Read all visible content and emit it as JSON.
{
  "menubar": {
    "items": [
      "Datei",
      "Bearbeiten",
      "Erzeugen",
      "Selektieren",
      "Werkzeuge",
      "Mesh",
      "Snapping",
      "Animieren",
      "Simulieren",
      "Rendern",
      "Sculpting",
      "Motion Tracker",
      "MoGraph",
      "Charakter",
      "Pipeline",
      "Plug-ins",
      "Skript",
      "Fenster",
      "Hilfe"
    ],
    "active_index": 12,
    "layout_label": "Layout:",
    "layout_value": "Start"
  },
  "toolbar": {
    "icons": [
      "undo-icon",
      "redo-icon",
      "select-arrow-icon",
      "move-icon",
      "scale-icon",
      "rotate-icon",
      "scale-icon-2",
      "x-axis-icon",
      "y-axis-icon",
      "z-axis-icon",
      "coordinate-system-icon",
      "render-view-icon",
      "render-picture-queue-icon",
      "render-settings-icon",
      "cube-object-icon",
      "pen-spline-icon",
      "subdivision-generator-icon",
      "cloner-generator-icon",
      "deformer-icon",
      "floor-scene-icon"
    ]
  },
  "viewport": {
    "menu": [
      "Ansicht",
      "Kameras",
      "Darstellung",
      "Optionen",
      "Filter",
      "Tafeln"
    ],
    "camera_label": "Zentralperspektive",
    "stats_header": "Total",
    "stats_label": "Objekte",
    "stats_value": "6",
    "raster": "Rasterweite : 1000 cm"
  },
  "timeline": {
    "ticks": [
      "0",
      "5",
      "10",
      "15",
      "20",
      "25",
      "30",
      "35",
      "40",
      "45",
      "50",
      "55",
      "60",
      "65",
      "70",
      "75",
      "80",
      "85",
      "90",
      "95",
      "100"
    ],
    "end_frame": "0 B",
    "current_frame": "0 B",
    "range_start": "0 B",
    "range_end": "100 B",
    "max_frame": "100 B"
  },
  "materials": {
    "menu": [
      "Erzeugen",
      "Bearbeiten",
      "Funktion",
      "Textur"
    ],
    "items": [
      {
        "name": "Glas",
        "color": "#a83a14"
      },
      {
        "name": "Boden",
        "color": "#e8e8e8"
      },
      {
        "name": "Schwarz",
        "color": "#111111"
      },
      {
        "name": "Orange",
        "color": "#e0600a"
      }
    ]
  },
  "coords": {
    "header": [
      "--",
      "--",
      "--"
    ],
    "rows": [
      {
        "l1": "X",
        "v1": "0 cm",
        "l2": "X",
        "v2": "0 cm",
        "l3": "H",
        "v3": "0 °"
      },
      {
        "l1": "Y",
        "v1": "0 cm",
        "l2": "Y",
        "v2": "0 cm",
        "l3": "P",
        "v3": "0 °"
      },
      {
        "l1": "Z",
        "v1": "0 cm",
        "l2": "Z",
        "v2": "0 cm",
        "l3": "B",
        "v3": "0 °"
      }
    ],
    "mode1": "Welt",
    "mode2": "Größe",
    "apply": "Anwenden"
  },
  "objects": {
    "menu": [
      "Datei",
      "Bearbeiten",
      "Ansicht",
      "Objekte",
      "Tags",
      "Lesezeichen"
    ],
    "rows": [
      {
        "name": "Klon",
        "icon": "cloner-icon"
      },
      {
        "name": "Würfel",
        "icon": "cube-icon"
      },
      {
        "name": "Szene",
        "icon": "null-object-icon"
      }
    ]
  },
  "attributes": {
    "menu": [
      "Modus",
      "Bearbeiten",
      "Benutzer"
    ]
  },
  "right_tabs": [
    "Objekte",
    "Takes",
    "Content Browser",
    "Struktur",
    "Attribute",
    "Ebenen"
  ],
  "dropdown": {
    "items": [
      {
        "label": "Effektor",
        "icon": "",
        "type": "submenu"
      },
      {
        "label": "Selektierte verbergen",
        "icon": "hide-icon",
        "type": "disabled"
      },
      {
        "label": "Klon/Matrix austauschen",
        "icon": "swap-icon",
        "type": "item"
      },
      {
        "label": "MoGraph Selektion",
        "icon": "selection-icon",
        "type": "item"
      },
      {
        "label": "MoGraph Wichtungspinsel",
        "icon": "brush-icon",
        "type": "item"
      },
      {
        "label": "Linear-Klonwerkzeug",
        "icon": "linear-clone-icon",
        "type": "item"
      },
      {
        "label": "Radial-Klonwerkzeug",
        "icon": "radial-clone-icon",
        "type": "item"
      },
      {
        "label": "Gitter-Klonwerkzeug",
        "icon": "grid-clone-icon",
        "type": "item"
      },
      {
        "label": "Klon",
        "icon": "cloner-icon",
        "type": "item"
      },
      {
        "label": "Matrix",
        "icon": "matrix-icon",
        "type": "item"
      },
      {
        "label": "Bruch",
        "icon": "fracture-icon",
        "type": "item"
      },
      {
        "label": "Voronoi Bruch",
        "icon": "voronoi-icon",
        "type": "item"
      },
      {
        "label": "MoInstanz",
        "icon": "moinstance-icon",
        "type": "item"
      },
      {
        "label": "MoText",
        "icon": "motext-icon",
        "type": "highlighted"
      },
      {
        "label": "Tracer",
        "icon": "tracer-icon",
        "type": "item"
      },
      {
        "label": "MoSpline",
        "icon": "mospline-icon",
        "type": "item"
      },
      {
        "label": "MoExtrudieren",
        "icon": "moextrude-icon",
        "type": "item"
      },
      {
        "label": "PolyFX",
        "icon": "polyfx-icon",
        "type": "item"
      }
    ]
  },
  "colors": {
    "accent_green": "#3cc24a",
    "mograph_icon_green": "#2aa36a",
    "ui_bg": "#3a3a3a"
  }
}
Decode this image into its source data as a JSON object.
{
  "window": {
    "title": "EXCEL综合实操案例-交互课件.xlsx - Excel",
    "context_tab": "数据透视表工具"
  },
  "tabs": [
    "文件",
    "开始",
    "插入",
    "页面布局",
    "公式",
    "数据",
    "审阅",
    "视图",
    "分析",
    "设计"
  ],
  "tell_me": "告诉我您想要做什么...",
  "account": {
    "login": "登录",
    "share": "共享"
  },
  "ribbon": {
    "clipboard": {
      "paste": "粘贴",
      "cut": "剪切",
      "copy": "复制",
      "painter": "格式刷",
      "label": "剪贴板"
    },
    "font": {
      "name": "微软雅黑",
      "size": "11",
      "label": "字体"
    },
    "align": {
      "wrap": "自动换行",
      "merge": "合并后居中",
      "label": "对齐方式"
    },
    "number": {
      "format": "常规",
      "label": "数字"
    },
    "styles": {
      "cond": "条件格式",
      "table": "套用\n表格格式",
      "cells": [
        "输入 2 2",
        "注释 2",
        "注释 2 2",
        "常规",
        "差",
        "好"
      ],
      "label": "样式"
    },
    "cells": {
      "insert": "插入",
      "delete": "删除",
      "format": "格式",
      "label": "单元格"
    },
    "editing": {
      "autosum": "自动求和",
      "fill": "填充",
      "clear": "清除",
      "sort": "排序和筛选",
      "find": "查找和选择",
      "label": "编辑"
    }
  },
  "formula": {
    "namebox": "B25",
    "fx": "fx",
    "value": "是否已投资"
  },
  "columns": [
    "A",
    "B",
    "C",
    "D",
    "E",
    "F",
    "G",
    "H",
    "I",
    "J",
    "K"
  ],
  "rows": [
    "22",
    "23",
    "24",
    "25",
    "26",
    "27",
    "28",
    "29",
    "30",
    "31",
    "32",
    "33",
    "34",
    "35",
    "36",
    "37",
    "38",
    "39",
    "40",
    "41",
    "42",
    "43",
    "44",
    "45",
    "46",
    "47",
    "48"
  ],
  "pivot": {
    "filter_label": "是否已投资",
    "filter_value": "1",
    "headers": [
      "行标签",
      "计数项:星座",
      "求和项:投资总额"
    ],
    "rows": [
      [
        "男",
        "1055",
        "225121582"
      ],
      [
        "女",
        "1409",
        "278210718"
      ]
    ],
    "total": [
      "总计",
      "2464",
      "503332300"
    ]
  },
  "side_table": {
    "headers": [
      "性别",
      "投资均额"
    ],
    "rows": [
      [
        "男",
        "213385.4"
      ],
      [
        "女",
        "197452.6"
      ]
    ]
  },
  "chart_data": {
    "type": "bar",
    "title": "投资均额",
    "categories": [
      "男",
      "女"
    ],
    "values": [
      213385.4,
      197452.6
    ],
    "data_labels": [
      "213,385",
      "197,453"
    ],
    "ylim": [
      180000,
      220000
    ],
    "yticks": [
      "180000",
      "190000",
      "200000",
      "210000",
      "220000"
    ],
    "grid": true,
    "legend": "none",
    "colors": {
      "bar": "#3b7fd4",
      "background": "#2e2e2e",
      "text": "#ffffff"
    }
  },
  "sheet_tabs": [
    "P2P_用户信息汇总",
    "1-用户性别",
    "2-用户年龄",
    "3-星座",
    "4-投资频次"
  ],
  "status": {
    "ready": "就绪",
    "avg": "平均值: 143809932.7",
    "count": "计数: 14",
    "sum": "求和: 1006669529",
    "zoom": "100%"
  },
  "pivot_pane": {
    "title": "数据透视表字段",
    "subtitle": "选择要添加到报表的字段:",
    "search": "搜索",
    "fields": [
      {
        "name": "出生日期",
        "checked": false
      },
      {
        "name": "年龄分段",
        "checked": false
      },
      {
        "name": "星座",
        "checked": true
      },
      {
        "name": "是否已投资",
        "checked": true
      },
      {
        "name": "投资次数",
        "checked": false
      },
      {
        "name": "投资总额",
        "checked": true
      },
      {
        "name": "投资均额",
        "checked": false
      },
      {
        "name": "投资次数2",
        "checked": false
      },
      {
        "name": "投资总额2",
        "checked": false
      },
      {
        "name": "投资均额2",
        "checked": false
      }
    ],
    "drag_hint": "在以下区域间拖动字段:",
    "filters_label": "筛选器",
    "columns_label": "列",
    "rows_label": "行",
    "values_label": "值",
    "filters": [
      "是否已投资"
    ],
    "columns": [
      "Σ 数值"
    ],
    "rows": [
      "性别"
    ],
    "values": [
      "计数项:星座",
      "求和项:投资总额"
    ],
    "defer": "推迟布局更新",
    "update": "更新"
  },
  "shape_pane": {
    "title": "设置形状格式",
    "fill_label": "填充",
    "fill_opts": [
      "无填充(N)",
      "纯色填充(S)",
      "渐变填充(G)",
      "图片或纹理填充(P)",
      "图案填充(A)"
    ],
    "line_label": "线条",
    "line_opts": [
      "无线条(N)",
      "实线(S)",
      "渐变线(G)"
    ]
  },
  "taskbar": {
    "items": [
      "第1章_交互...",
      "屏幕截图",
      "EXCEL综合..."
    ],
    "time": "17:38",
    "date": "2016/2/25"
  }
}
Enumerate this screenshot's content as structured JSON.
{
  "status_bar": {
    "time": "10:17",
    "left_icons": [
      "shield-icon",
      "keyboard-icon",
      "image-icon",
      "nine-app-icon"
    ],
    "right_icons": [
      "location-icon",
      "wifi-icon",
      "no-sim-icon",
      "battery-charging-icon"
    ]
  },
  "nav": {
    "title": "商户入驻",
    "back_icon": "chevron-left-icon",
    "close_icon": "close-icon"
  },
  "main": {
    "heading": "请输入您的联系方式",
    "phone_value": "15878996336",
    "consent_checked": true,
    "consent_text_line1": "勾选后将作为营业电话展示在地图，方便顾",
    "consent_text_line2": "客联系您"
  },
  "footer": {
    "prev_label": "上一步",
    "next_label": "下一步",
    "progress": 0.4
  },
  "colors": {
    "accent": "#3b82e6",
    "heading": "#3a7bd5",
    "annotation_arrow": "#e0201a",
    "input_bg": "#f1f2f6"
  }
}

--------------------------------------------------

■ Direction: Copy out the lines from the line containing "Enumerate this screenshot's" to the end of the listing above, without alteration.

■ In response:
Enumerate this screenshot's content as structured JSON.
{
  "status_bar": {
    "time": "10:17",
    "left_icons": [
      "shield-icon",
      "keyboard-icon",
      "image-icon",
      "nine-app-icon"
    ],
    "right_icons": [
      "location-icon",
      "wifi-icon",
      "no-sim-icon",
      "battery-charging-icon"
    ]
  },
  "nav": {
    "title": "商户入驻",
    "back_icon": "chevron-left-icon",
    "close_icon": "close-icon"
  },
  "main": {
    "heading": "请输入您的联系方式",
    "phone_value": "15878996336",
    "consent_checked": true,
    "consent_text_line1": "勾选后将作为营业电话展示在地图，方便顾",
    "consent_text_line2": "客联系您"
  },
  "footer": {
    "prev_label": "上一步",
    "next_label": "下一步",
    "progress": 0.4
  },
  "colors": {
    "accent": "#3b82e6",
    "heading": "#3a7bd5",
    "annotation_arrow": "#e0201a",
    "input_bg": "#f1f2f6"
  }
}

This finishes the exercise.